*Given task*
Reproduce all of the data exactly, with no line skipped.

[Dataset rows]
====

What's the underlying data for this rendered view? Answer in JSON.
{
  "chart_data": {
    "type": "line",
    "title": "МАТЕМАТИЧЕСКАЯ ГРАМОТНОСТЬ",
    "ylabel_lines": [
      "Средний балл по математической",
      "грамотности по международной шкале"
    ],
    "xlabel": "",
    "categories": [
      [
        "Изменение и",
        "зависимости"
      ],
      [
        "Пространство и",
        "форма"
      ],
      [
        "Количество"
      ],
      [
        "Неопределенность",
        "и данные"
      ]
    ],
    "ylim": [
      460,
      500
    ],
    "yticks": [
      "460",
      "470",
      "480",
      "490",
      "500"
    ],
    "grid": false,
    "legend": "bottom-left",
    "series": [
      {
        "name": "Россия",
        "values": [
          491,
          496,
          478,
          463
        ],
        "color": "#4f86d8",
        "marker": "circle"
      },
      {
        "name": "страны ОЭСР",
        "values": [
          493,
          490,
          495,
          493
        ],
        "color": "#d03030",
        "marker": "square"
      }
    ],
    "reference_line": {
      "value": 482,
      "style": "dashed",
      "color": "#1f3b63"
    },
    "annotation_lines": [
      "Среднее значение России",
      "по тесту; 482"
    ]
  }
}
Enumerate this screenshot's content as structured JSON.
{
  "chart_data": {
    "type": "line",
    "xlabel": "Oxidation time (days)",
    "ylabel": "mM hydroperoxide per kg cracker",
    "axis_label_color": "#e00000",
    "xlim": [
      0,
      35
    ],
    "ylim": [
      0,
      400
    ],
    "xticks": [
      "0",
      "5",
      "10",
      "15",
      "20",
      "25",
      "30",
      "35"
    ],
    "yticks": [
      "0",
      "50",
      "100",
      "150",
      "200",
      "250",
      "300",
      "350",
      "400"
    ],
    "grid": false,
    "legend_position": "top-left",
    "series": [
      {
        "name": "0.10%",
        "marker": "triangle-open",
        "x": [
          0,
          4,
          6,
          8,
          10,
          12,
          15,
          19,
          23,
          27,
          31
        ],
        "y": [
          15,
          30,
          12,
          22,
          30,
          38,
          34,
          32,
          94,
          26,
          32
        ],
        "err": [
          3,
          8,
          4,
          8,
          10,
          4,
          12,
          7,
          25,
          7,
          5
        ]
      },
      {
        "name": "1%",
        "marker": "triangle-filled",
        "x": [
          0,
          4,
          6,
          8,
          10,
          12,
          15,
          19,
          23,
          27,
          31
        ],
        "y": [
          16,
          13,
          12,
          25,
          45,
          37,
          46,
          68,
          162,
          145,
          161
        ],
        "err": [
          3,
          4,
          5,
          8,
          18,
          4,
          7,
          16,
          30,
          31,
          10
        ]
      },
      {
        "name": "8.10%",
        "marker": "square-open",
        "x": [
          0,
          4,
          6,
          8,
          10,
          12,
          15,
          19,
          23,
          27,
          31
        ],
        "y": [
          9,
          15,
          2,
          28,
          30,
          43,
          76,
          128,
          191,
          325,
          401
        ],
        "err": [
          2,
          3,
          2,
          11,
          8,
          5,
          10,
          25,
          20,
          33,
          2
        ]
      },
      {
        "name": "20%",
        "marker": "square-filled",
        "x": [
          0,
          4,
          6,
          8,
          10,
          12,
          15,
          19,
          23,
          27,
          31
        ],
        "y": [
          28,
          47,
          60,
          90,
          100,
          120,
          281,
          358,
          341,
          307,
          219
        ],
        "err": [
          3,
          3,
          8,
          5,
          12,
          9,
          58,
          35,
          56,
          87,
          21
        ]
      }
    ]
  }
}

====

*Task solution*
What's the underlying data for this rendered view? Answer in JSON.
{
  "chart_data": {
    "type": "line",
    "title": "МАТЕМАТИЧЕСКАЯ ГРАМОТНОСТЬ",
    "ylabel_lines": [
      "Средний балл по математической",
      "грамотности по международной шкале"
    ],
    "xlabel": "",
    "categories": [
      [
        "Изменение и",
        "зависимости"
      ],
      [
        "Пространство и",
        "форма"
      ],
      [
        "Количество"
      ],
      [
        "Неопределенность",
        "и данные"
      ]
    ],
    "ylim": [
      460,
      500
    ],
    "yticks": [
      "460",
      "470",
      "480",
      "490",
      "500"
    ],
    "grid": false,
    "legend": "bottom-left",
    "series": [
      {
        "name": "Россия",
        "values": [
          491,
          496,
          478,
          463
        ],
        "color": "#4f86d8",
        "marker": "circle"
      },
      {
        "name": "страны ОЭСР",
        "values": [
          493,
          490,
          495,
          493
        ],
        "color": "#d03030",
        "marker": "square"
      }
    ],
    "reference_line": {
      "value": 482,
      "style": "dashed",
      "color": "#1f3b63"
    },
    "annotation_lines": [
      "Среднее значение России",
      "по тесту; 482"
    ]
  }
}
Enumerate this screenshot's content as structured JSON.
{
  "chart_data": {
    "type": "line",
    "xlabel": "Oxidation time (days)",
    "ylabel": "mM hydroperoxide per kg cracker",
    "axis_label_color": "#e00000",
    "xlim": [
      0,
      35
    ],
    "ylim": [
      0,
      400
    ],
    "xticks": [
      "0",
      "5",
      "10",
      "15",
      "20",
      "25",
      "30",
      "35"
    ],
    "yticks": [
      "0",
      "50",
      "100",
      "150",
      "200",
      "250",
      "300",
      "350",
      "400"
    ],
    "grid": false,
    "legend_position": "top-left",
    "series": [
      {
        "name": "0.10%",
        "marker": "triangle-open",
        "x": [
          0,
          4,
          6,
          8,
          10,
          12,
          15,
          19,
          23,
          27,
          31
        ],
        "y": [
          15,
          30,
          12,
          22,
          30,
          38,
          34,
          32,
          94,
          26,
          32
        ],
        "err": [
          3,
          8,
          4,
          8,
          10,
          4,
          12,
          7,
          25,
          7,
          5
        ]
      },
      {
        "name": "1%",
        "marker": "triangle-filled",
        "x": [
          0,
          4,
          6,
          8,
          10,
          12,
          15,
          19,
          23,
          27,
          31
        ],
        "y": [
          16,
          13,
          12,
          25,
          45,
          37,
          46,
          68,
          162,
          145,
          161
        ],
        "err": [
          3,
          4,
          5,
          8,
          18,
          4,
          7,
          16,
          30,
          31,
          10
        ]
      },
      {
        "name": "8.10%",
        "marker": "square-open",
        "x": [
          0,
          4,
          6,
          8,
          10,
          12,
          15,
          19,
          23,
          27,
          31
        ],
        "y": [
          9,
          15,
          2,
          28,
          30,
          43,
          76,
          128,
          191,
          325,
          401
        ],
        "err": [
          2,
          3,
          2,
          11,
          8,
          5,
          10,
          25,
          20,
          33,
          2
        ]
      },
      {
        "name": "20%",
        "marker": "square-filled",
        "x": [
          0,
          4,
          6,
          8,
          10,
          12,
          15,
          19,
          23,
          27,
          31
        ],
        "y": [
          28,
          47,
          60,
          90,
          100,
          120,
          281,
          358,
          341,
          307,
          219
        ],
        "err": [
          3,
          3,
          8,
          5,
          12,
          9,
          58,
          35,
          56,
          87,
          21
        ]
      }
    ]
  }
}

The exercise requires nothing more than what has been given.